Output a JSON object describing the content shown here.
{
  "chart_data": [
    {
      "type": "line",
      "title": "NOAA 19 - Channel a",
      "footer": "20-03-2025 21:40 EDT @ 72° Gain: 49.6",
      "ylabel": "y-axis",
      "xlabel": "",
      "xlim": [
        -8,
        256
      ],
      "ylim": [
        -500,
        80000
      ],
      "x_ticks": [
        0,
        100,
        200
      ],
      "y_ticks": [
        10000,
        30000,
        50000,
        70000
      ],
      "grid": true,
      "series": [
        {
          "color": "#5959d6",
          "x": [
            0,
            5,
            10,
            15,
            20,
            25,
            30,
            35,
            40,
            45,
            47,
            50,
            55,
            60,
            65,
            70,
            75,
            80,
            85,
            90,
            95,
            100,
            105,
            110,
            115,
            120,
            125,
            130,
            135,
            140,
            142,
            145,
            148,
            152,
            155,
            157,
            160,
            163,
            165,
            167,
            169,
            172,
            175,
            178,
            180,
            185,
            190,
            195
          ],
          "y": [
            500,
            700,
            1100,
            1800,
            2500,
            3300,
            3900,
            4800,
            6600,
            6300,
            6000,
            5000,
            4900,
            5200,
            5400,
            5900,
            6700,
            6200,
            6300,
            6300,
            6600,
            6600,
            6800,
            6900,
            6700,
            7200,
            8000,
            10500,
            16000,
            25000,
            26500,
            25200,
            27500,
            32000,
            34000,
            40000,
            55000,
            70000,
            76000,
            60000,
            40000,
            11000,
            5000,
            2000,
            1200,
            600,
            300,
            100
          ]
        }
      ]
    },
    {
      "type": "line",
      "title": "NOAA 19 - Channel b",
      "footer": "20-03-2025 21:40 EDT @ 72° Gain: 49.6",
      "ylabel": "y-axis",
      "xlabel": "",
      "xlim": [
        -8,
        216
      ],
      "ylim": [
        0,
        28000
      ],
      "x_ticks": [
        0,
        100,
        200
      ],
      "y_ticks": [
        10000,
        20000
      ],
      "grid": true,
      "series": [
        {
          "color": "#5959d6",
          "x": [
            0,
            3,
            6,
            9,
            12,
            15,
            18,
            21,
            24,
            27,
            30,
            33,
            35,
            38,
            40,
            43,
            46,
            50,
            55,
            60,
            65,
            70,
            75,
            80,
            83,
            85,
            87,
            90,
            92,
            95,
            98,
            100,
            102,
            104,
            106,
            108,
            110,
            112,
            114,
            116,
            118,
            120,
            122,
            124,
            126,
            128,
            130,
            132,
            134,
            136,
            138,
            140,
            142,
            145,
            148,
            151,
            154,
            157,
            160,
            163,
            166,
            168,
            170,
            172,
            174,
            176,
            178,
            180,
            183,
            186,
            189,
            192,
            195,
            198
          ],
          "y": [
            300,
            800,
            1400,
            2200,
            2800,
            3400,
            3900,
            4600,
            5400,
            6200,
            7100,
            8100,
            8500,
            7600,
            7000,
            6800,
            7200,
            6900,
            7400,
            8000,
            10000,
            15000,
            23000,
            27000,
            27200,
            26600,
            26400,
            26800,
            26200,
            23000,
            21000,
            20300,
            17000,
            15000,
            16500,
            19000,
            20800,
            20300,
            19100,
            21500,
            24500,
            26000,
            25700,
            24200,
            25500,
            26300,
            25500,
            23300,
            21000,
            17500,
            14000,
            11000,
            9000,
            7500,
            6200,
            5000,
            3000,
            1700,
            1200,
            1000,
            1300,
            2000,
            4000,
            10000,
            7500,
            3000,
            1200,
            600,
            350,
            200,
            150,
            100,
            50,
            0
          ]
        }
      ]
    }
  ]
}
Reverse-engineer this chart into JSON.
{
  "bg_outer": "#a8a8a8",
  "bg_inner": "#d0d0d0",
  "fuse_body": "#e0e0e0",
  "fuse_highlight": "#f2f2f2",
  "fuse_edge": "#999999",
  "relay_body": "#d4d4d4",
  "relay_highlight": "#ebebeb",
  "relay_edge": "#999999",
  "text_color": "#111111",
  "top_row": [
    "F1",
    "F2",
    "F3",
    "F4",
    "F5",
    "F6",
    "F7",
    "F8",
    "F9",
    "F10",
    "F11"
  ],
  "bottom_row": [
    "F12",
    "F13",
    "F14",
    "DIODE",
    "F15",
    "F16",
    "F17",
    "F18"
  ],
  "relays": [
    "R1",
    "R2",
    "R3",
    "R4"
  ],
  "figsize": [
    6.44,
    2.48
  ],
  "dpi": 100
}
● ● ●
→ WORK TO COMPLETE:
Restate the data above word for word, please.

→ RESULT FOR THIS TASK:
Output a JSON object describing the content shown here.
{
  "chart_data": [
    {
      "type": "line",
      "title": "NOAA 19 - Channel a",
      "footer": "20-03-2025 21:40 EDT @ 72° Gain: 49.6",
      "ylabel": "y-axis",
      "xlabel": "",
      "xlim": [
        -8,
        256
      ],
      "ylim": [
        -500,
        80000
      ],
      "x_ticks": [
        0,
        100,
        200
      ],
      "y_ticks": [
        10000,
        30000,
        50000,
        70000
      ],
      "grid": true,
      "series": [
        {
          "color": "#5959d6",
          "x": [
            0,
            5,
            10,
            15,
            20,
            25,
            30,
            35,
            40,
            45,
            47,
            50,
            55,
            60,
            65,
            70,
            75,
            80,
            85,
            90,
            95,
            100,
            105,
            110,
            115,
            120,
            125,
            130,
            135,
            140,
            142,
            145,
            148,
            152,
            155,
            157,
            160,
            163,
            165,
            167,
            169,
            172,
            175,
            178,
            180,
            185,
            190,
            195
          ],
          "y": [
            500,
            700,
            1100,
            1800,
            2500,
            3300,
            3900,
            4800,
            6600,
            6300,
            6000,
            5000,
            4900,
            5200,
            5400,
            5900,
            6700,
            6200,
            6300,
            6300,
            6600,
            6600,
            6800,
            6900,
            6700,
            7200,
            8000,
            10500,
            16000,
            25000,
            26500,
            25200,
            27500,
            32000,
            34000,
            40000,
            55000,
            70000,
            76000,
            60000,
            40000,
            11000,
            5000,
            2000,
            1200,
            600,
            300,
            100
          ]
        }
      ]
    },
    {
      "type": "line",
      "title": "NOAA 19 - Channel b",
      "footer": "20-03-2025 21:40 EDT @ 72° Gain: 49.6",
      "ylabel": "y-axis",
      "xlabel": "",
      "xlim": [
        -8,
        216
      ],
      "ylim": [
        0,
        28000
      ],
      "x_ticks": [
        0,
        100,
        200
      ],
      "y_ticks": [
        10000,
        20000
      ],
      "grid": true,
      "series": [
        {
          "color": "#5959d6",
          "x": [
            0,
            3,
            6,
            9,
            12,
            15,
            18,
            21,
            24,
            27,
            30,
            33,
            35,
            38,
            40,
            43,
            46,
            50,
            55,
            60,
            65,
            70,
            75,
            80,
            83,
            85,
            87,
            90,
            92,
            95,
            98,
            100,
            102,
            104,
            106,
            108,
            110,
            112,
            114,
            116,
            118,
            120,
            122,
            124,
            126,
            128,
            130,
            132,
            134,
            136,
            138,
            140,
            142,
            145,
            148,
            151,
            154,
            157,
            160,
            163,
            166,
            168,
            170,
            172,
            174,
            176,
            178,
            180,
            183,
            186,
            189,
            192,
            195,
            198
          ],
          "y": [
            300,
            800,
            1400,
            2200,
            2800,
            3400,
            3900,
            4600,
            5400,
            6200,
            7100,
            8100,
            8500,
            7600,
            7000,
            6800,
            7200,
            6900,
            7400,
            8000,
            10000,
            15000,
            23000,
            27000,
            27200,
            26600,
            26400,
            26800,
            26200,
            23000,
            21000,
            20300,
            17000,
            15000,
            16500,
            19000,
            20800,
            20300,
            19100,
            21500,
            24500,
            26000,
            25700,
            24200,
            25500,
            26300,
            25500,
            23300,
            21000,
            17500,
            14000,
            11000,
            9000,
            7500,
            6200,
            5000,
            3000,
            1700,
            1200,
            1000,
            1300,
            2000,
            4000,
            10000,
            7500,
            3000,
            1200,
            600,
            350,
            200,
            150,
            100,
            50,
            0
          ]
        }
      ]
    }
  ]
}
Reverse-engineer this chart into JSON.
{
  "bg_outer": "#a8a8a8",
  "bg_inner": "#d0d0d0",
  "fuse_body": "#e0e0e0",
  "fuse_highlight": "#f2f2f2",
  "fuse_edge": "#999999",
  "relay_body": "#d4d4d4",
  "relay_highlight": "#ebebeb",
  "relay_edge": "#999999",
  "text_color": "#111111",
  "top_row": [
    "F1",
    "F2",
    "F3",
    "F4",
    "F5",
    "F6",
    "F7",
    "F8",
    "F9",
    "F10",
    "F11"
  ],
  "bottom_row": [
    "F12",
    "F13",
    "F14",
    "DIODE",
    "F15",
    "F16",
    "F17",
    "F18"
  ],
  "relays": [
    "R1",
    "R2",
    "R3",
    "R4"
  ],
  "figsize": [
    6.44,
    2.48
  ],
  "dpi": 100
}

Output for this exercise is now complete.